■ **Short exercise**:
Only a number is wanted: the count of lines in this listing that contain "COST".

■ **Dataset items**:
__________________________________________________
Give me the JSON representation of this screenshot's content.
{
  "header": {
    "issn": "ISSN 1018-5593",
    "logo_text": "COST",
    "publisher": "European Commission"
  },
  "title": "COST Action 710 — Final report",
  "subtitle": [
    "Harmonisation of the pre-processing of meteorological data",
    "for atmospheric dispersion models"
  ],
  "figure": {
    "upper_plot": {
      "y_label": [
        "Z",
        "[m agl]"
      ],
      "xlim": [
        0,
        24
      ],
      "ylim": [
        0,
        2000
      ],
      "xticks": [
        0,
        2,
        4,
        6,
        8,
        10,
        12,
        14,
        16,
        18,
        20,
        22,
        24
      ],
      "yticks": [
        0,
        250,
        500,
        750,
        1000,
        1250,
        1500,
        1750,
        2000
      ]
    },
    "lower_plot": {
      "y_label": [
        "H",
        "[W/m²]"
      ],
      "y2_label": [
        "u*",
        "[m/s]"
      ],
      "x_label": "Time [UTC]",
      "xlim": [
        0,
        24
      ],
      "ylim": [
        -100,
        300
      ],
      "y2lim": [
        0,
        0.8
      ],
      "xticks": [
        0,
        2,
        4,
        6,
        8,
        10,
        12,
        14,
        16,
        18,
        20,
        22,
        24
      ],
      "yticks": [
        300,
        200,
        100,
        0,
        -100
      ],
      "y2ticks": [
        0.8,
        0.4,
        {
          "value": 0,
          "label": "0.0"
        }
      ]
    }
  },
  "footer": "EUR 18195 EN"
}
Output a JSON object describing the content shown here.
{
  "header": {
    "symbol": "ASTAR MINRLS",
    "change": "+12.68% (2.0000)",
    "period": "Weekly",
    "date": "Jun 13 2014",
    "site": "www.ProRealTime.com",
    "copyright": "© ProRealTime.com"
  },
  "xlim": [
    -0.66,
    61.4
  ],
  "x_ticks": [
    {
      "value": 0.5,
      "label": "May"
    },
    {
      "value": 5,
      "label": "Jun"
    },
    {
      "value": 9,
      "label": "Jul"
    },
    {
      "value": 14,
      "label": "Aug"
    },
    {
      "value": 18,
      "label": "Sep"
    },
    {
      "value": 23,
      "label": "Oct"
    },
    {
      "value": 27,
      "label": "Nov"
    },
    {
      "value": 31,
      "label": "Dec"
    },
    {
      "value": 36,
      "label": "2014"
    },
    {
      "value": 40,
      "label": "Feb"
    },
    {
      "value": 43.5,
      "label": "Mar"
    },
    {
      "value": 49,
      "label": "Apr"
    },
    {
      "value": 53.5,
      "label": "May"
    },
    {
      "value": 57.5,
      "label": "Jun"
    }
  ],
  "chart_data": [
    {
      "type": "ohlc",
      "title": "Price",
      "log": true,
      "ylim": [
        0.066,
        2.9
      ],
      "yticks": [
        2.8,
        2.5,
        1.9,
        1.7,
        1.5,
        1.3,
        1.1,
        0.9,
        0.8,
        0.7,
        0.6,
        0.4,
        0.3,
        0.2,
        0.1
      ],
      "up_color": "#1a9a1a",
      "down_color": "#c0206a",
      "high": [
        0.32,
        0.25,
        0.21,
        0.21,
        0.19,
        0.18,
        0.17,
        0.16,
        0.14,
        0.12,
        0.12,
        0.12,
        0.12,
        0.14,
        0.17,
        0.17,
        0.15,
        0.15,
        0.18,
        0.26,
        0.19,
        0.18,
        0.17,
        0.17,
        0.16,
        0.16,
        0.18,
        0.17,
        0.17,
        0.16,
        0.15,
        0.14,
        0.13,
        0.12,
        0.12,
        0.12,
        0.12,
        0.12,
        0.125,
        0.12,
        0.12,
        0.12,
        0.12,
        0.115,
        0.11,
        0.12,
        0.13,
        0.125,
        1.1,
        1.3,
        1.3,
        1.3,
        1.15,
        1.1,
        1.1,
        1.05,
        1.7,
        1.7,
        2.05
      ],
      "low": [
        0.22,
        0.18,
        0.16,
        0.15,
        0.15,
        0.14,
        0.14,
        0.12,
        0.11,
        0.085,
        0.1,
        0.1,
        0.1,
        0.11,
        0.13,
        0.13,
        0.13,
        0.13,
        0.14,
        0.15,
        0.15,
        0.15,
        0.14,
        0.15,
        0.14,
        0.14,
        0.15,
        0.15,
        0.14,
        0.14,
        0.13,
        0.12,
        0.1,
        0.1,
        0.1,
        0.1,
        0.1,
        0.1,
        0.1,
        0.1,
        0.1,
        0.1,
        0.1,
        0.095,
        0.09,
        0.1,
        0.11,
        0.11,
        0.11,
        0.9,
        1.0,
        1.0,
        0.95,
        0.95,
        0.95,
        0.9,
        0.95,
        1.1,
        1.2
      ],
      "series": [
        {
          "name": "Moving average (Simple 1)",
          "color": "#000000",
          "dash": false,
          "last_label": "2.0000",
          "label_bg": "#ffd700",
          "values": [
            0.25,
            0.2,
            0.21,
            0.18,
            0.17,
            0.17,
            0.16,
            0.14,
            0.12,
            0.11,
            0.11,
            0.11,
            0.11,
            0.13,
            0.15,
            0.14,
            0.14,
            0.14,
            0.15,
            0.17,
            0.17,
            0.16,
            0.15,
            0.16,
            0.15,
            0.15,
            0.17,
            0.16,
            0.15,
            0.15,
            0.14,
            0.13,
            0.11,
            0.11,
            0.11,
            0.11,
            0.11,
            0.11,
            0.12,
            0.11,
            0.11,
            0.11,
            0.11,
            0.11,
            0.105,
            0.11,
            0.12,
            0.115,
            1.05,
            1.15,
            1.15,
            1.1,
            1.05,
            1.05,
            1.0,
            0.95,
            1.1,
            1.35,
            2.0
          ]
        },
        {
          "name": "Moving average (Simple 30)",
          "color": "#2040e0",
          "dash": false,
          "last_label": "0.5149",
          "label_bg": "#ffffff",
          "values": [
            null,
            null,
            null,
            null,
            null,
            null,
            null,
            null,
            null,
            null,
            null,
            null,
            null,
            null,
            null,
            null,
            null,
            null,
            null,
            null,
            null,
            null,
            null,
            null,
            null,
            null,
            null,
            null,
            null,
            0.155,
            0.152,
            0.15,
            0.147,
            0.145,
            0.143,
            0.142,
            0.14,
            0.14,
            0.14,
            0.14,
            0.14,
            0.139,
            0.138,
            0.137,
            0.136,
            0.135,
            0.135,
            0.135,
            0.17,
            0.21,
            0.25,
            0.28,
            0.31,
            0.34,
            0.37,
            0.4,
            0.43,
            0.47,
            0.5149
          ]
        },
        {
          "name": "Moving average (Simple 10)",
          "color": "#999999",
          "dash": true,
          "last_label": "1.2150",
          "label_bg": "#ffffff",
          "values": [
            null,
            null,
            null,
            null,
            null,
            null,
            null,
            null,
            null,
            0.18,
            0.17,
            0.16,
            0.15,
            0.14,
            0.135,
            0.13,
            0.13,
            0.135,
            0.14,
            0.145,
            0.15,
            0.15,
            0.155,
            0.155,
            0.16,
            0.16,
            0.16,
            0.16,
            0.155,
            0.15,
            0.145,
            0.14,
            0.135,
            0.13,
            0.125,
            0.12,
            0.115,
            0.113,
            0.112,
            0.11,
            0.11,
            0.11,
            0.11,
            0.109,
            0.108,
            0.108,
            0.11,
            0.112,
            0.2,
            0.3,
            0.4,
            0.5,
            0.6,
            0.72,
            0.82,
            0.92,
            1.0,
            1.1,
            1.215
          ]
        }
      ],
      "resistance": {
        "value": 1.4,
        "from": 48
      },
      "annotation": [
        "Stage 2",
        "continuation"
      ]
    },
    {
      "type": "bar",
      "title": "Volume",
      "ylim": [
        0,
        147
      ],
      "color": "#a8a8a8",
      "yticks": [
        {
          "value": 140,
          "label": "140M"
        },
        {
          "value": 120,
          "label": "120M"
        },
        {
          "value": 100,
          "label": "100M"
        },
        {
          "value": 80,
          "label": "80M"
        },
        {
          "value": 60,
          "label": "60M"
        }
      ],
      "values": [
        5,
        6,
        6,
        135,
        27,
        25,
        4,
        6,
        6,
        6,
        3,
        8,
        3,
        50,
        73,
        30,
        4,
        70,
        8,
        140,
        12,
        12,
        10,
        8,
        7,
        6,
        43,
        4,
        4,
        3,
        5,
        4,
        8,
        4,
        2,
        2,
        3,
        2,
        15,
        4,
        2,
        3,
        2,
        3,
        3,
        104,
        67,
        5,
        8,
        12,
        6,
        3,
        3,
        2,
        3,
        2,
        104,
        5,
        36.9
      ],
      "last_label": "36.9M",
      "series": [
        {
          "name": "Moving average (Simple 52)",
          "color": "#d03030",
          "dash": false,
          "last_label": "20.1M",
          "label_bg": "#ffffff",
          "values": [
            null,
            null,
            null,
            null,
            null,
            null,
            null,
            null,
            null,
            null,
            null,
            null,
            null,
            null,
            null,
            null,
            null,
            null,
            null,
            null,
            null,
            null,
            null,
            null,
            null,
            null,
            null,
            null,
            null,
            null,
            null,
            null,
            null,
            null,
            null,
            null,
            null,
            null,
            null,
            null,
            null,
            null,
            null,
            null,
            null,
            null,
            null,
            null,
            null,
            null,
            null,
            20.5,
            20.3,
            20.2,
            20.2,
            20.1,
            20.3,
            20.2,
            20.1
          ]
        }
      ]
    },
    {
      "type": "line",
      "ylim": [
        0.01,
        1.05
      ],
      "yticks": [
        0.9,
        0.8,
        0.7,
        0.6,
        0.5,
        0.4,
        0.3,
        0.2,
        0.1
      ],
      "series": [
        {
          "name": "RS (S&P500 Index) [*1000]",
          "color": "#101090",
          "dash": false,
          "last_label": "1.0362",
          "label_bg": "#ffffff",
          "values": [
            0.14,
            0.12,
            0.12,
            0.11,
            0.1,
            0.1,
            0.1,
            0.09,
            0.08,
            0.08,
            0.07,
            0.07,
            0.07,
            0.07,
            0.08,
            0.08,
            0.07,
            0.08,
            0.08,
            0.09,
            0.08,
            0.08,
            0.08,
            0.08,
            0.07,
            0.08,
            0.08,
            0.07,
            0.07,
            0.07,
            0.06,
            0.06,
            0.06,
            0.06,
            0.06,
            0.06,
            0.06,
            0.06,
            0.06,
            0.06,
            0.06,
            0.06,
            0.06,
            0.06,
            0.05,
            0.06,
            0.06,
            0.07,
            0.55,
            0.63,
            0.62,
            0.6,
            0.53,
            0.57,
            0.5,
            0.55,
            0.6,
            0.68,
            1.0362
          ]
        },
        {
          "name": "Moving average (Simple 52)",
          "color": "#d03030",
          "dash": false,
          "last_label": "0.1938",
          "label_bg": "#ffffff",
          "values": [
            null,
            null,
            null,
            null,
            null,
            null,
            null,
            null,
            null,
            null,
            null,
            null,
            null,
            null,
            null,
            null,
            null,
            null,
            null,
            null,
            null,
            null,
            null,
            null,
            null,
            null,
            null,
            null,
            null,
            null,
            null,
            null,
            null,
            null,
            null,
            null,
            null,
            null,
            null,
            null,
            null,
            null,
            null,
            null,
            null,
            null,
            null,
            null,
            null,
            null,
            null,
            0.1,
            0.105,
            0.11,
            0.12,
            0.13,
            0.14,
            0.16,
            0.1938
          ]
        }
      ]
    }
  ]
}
__________________________________________________
■ **Complete answer**:
2